Provided information »
------------------------------

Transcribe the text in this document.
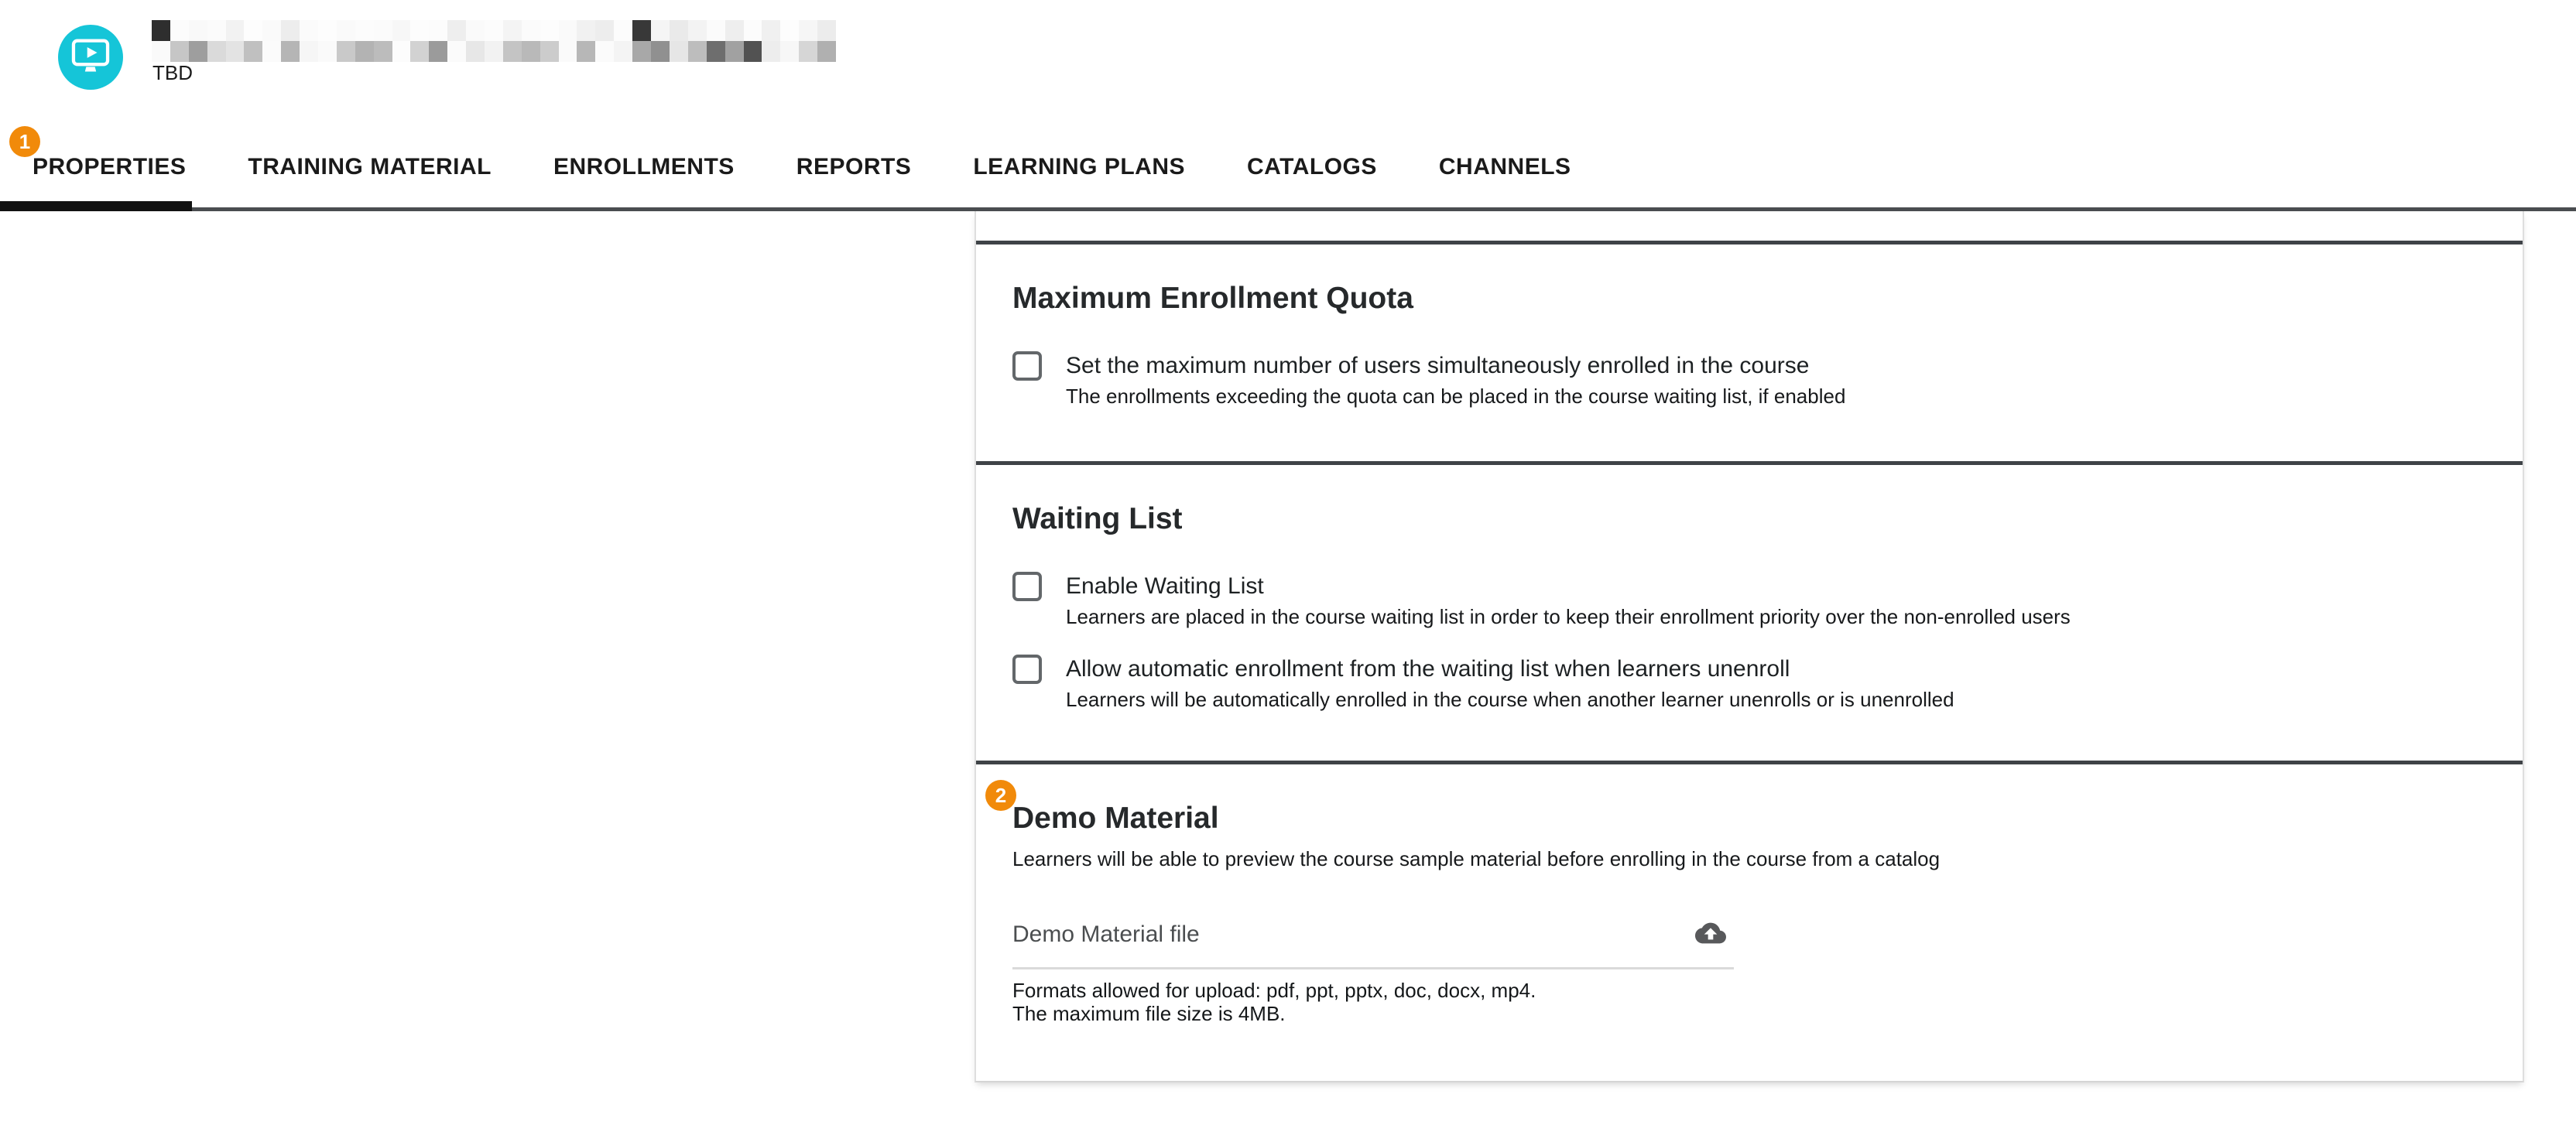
TBD
1
PROPERTIES	TRAINING MATERIAL	ENROLLMENTS	REPORTS	LEARNING PLANS	CATALOGS	CHANNELS
Maximum Enrollment Quota
Set the maximum number of users simultaneously enrolled in the course
The enrollments exceeding the quota can be placed in the course waiting list, if enabled
Waiting List
Enable Waiting List
Learners are placed in the course waiting list in order to keep their enrollment priority over the non-enrolled users
Allow automatic enrollment from the waiting list when learners unenroll
Learners will be automatically enrolled in the course when another learner unenrolls or is unenrolled
Demo Material
Learners will be able to preview the course sample material before enrolling in the course from a catalog
Demo Material file
Formats allowed for upload: pdf, ppt, pptx, doc, docx, mp4.
The maximum file size is 4MB.
2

------------------------------

Challenge » Using the records above, copy every line that has the word "course" in it.

Result »
Set the maximum number of users simultaneously enrolled in the course
The enrollments exceeding the quota can be placed in the course waiting list, if enabled
Learners are placed in the course waiting list in order to keep their enrollment priority over the non-enrolled users
Learners will be automatically enrolled in the course when another learner unenrolls or is unenrolled
Learners will be able to preview the course sample material before enrolling in the course from a catalog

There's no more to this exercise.